| Task statement |
Establish how many lines in the material include the string "Success" and report it as a lone number.
▼
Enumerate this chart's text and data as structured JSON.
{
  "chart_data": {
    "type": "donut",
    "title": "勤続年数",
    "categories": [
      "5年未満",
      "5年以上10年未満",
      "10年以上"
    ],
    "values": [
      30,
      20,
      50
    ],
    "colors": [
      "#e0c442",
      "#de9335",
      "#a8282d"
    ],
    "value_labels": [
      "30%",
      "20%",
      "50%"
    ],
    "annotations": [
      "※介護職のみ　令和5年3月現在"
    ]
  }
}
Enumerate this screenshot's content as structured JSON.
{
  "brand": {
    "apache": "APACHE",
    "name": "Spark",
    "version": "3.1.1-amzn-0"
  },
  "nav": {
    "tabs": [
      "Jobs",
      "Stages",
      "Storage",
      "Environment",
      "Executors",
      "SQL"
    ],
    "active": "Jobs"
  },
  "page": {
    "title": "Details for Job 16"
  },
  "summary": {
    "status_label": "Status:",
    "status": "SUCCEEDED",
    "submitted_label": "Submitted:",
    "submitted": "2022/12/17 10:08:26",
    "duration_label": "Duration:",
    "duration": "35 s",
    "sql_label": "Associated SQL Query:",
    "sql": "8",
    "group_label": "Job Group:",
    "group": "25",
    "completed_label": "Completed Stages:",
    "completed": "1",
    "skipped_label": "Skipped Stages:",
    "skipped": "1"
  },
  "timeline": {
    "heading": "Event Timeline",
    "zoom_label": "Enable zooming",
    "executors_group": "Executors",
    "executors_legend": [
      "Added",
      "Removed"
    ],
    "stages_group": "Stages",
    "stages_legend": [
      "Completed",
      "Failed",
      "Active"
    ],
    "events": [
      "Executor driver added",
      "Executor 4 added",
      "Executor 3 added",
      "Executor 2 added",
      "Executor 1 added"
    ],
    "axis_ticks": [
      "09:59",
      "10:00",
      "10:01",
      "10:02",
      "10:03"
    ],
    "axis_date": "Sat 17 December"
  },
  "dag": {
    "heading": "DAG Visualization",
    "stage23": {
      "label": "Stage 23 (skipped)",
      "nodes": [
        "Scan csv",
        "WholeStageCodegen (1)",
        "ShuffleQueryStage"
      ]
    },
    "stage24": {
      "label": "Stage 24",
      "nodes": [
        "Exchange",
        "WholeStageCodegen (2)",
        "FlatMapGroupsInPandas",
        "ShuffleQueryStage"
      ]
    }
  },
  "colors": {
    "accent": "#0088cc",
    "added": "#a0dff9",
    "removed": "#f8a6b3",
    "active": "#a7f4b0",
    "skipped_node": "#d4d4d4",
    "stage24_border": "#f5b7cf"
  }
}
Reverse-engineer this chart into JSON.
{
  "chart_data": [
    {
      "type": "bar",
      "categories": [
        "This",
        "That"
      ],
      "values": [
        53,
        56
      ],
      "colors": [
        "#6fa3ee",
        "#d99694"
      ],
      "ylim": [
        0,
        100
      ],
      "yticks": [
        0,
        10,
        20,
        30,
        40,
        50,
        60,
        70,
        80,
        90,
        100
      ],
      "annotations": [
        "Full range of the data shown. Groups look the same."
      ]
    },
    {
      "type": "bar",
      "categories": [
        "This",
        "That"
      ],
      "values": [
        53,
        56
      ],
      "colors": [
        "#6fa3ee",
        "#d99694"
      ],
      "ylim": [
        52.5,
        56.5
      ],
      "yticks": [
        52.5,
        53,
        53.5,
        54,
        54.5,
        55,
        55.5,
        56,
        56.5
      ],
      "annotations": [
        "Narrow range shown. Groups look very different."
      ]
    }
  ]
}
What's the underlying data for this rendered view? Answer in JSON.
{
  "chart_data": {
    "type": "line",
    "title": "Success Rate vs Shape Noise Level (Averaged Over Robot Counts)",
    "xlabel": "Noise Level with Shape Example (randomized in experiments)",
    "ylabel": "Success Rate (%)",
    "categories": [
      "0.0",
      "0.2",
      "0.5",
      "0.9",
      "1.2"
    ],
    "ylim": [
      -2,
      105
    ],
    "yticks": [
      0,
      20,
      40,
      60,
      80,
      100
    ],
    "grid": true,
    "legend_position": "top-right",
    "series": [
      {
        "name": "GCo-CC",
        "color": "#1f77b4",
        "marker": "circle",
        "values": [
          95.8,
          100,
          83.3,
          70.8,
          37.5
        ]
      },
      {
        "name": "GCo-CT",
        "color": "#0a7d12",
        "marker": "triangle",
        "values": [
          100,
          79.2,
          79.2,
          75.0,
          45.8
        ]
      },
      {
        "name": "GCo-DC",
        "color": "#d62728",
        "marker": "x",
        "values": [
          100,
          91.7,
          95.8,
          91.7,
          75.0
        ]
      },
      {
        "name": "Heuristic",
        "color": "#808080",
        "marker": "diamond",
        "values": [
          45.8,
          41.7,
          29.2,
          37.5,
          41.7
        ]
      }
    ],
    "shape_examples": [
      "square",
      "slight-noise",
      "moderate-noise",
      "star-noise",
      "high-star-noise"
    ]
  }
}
▲
| Output for this exercise |
2